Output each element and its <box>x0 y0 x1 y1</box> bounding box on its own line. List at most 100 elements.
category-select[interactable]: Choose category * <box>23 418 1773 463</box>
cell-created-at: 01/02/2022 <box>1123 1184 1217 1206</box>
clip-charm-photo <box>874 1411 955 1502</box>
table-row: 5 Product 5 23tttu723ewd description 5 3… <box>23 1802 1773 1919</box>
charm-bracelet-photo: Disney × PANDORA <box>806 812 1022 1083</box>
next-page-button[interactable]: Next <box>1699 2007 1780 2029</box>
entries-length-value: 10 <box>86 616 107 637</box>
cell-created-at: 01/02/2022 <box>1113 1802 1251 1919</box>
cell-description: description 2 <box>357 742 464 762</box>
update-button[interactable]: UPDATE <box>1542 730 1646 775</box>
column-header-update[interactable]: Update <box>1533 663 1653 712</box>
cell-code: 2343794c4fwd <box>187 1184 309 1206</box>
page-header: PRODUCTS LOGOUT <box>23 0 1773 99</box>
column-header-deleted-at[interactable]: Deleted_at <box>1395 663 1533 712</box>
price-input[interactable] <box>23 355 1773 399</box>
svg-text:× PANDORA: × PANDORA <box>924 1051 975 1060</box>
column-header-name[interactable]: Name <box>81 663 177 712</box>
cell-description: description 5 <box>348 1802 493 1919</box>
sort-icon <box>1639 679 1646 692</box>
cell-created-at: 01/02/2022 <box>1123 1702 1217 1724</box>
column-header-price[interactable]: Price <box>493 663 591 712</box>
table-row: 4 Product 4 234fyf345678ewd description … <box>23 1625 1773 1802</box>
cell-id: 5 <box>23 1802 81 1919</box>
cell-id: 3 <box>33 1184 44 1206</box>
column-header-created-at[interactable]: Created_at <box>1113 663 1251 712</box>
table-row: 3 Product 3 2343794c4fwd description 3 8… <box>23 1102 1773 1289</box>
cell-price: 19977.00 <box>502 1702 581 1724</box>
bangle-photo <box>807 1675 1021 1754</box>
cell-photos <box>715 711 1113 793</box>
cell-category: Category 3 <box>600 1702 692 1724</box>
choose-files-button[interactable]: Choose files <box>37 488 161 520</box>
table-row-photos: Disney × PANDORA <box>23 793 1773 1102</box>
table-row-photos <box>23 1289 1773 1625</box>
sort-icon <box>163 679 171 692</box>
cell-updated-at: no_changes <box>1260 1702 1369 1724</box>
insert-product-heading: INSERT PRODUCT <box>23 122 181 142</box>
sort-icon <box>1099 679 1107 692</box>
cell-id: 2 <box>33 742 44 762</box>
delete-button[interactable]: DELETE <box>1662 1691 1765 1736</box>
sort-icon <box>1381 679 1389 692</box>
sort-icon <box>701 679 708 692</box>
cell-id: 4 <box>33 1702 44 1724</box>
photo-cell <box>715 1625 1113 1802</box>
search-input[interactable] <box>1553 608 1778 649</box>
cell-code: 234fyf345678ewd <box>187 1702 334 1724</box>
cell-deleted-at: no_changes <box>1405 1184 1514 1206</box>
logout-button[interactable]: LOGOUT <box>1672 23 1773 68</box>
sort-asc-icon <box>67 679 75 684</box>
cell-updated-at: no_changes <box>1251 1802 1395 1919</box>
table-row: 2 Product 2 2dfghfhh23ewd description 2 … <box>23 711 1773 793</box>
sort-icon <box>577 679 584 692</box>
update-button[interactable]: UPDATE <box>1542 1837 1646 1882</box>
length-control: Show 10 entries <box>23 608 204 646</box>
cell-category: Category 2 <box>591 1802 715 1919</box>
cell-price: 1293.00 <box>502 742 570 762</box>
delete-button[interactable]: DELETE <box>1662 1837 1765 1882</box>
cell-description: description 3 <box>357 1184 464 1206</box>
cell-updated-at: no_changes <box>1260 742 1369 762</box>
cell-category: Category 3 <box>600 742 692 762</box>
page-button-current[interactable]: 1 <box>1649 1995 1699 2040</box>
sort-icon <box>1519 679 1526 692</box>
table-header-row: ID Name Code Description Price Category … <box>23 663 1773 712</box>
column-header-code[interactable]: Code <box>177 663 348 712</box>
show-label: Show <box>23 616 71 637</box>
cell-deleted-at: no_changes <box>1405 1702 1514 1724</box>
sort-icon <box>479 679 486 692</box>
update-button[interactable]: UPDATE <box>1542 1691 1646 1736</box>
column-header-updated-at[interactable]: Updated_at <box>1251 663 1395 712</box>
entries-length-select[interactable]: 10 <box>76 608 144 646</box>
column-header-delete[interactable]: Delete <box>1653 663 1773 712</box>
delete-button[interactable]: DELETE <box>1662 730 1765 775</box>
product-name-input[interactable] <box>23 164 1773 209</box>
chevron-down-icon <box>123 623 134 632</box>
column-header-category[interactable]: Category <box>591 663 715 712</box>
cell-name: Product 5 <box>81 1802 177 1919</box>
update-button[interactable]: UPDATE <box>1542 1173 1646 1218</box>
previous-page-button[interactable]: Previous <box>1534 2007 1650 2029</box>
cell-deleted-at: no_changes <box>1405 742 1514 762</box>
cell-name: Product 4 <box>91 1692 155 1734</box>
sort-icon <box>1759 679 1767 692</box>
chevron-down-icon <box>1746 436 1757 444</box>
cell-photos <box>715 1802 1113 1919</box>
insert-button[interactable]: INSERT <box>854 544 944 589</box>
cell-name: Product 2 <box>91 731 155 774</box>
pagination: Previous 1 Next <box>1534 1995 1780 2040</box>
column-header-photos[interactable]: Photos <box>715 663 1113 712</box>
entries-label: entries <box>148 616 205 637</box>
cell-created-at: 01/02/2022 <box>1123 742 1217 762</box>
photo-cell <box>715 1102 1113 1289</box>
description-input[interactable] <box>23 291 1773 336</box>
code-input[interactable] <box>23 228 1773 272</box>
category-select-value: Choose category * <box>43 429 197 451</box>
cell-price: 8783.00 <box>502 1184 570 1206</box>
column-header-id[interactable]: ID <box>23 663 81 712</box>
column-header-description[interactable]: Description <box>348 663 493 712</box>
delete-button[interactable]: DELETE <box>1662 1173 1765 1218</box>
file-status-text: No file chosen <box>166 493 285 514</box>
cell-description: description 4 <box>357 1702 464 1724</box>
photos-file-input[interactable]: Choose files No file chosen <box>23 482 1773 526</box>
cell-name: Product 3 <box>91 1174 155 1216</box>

# Given task
Copy out, word for word, the part of the entries that opens with the first line and closes with the line containing "charm-bracelet-photo: Disney ×", with both of those lines included.

# Response below
Output each element and its <box>x0 y0 x1 y1</box> bounding box on its own line. List at most 100 elements.
category-select[interactable]: Choose category * <box>23 418 1773 463</box>
cell-created-at: 01/02/2022 <box>1123 1184 1217 1206</box>
clip-charm-photo <box>874 1411 955 1502</box>
table-row: 5 Product 5 23tttu723ewd description 5 3… <box>23 1802 1773 1919</box>
charm-bracelet-photo: Disney × PANDORA <box>806 812 1022 1083</box>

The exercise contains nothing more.